Problem details: How many lines in the entries below contain "this"? Answer with the number only.

Records to process:
┄┄┄┄┄┄┄┄┄┄

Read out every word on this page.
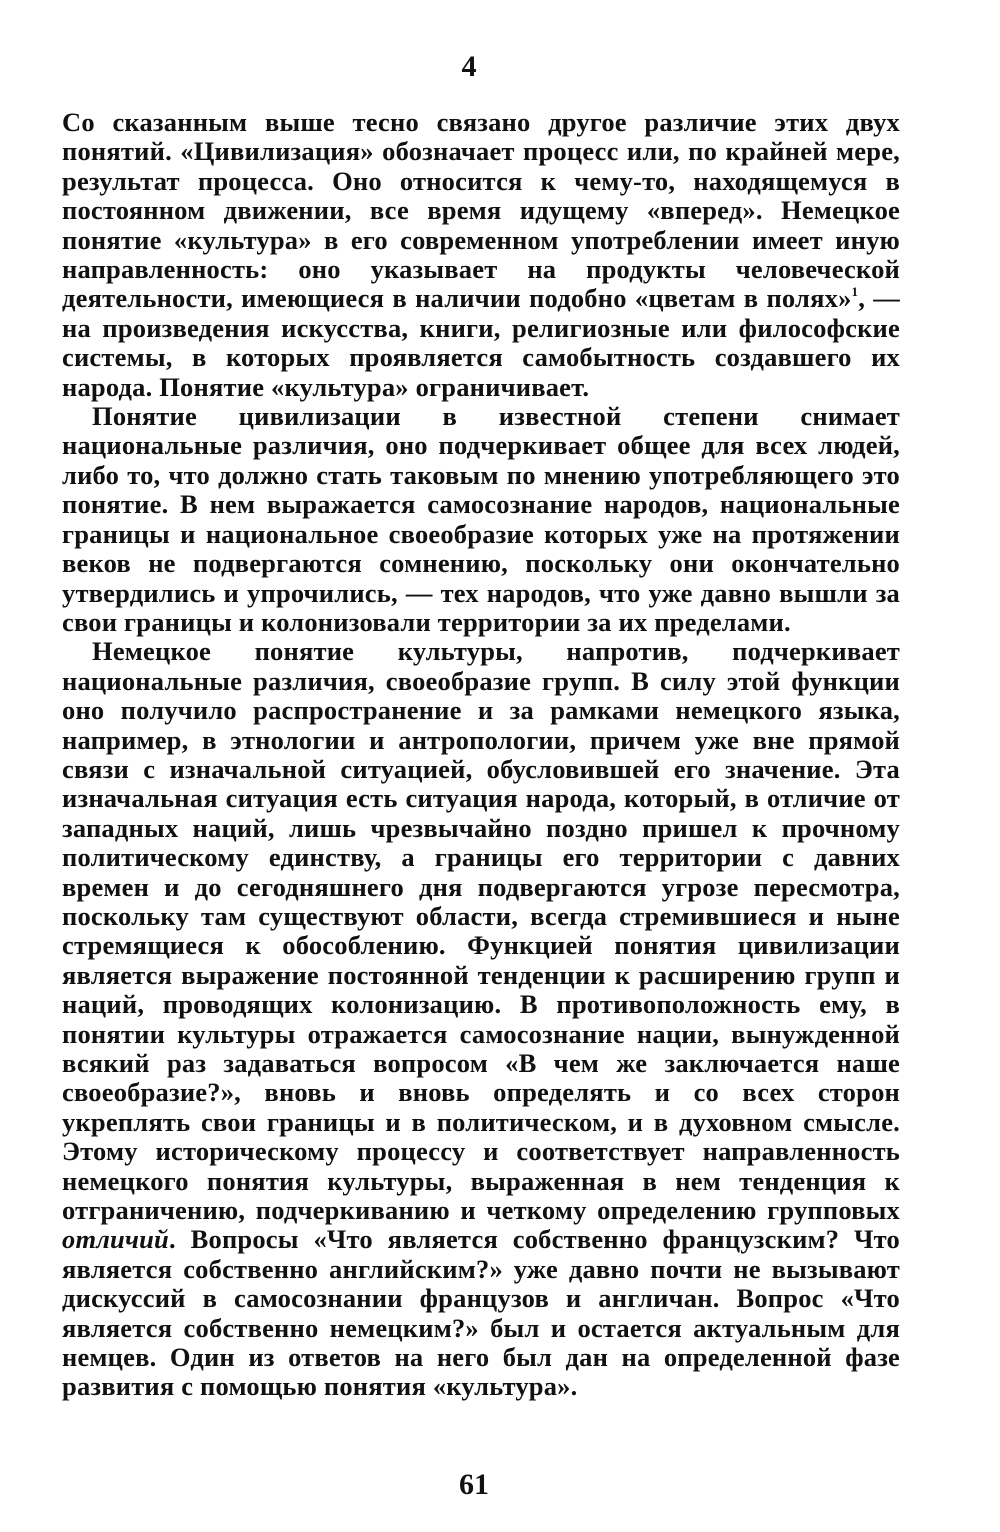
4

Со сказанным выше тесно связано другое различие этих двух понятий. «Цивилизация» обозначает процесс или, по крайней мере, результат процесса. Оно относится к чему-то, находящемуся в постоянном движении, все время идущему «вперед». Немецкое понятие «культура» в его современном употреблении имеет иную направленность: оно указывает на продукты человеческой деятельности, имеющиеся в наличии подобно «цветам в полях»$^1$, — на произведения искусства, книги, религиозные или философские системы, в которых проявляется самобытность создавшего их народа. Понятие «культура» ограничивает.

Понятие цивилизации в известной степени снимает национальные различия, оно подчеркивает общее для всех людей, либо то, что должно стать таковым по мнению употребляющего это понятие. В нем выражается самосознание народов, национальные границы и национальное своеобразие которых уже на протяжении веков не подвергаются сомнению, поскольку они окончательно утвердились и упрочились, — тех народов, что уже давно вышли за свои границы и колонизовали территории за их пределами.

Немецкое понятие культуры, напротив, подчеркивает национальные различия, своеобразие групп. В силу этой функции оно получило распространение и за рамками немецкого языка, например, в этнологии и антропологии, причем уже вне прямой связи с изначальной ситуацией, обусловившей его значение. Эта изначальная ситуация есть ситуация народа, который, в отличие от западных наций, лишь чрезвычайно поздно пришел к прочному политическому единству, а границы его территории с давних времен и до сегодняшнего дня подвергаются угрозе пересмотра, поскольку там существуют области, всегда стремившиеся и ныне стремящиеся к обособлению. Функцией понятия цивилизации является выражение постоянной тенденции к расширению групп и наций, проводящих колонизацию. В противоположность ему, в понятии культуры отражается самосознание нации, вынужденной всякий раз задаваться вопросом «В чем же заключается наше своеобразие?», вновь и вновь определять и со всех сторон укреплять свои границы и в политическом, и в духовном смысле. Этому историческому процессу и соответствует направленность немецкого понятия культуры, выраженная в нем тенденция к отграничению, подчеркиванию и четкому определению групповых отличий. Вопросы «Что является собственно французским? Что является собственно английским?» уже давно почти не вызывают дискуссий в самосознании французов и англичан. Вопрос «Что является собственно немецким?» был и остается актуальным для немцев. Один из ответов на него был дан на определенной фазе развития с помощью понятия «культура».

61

┄┄┄┄┄┄┄┄┄┄

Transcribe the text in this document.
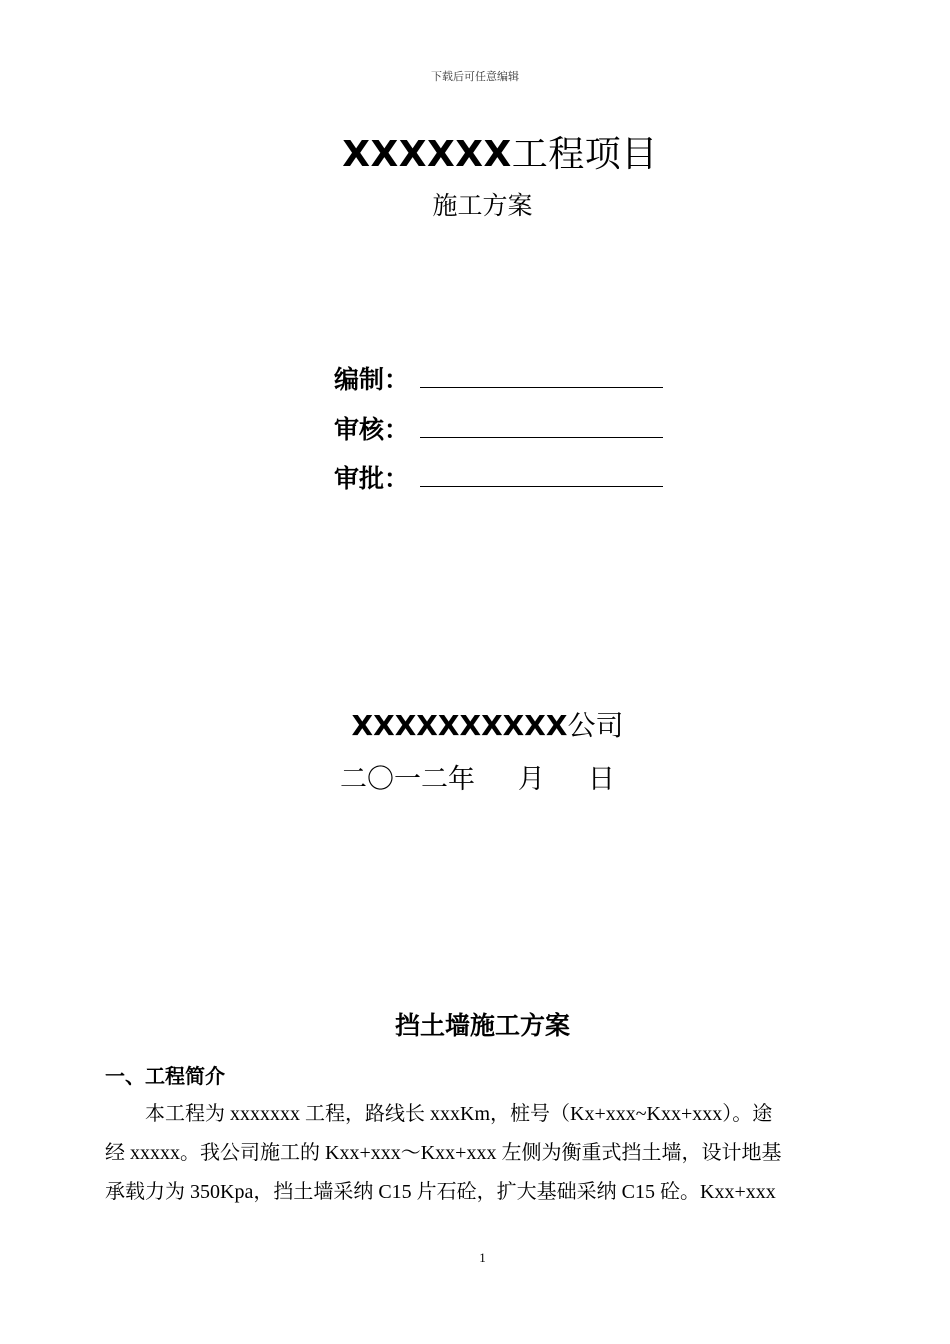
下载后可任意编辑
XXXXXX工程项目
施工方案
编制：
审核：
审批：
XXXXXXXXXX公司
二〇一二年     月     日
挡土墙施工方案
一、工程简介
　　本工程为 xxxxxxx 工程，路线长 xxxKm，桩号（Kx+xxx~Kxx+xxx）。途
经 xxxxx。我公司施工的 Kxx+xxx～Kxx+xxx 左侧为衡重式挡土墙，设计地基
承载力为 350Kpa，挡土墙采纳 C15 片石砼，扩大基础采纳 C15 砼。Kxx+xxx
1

┄┄┄┄┄┄┄┄┄┄

Complete output: 2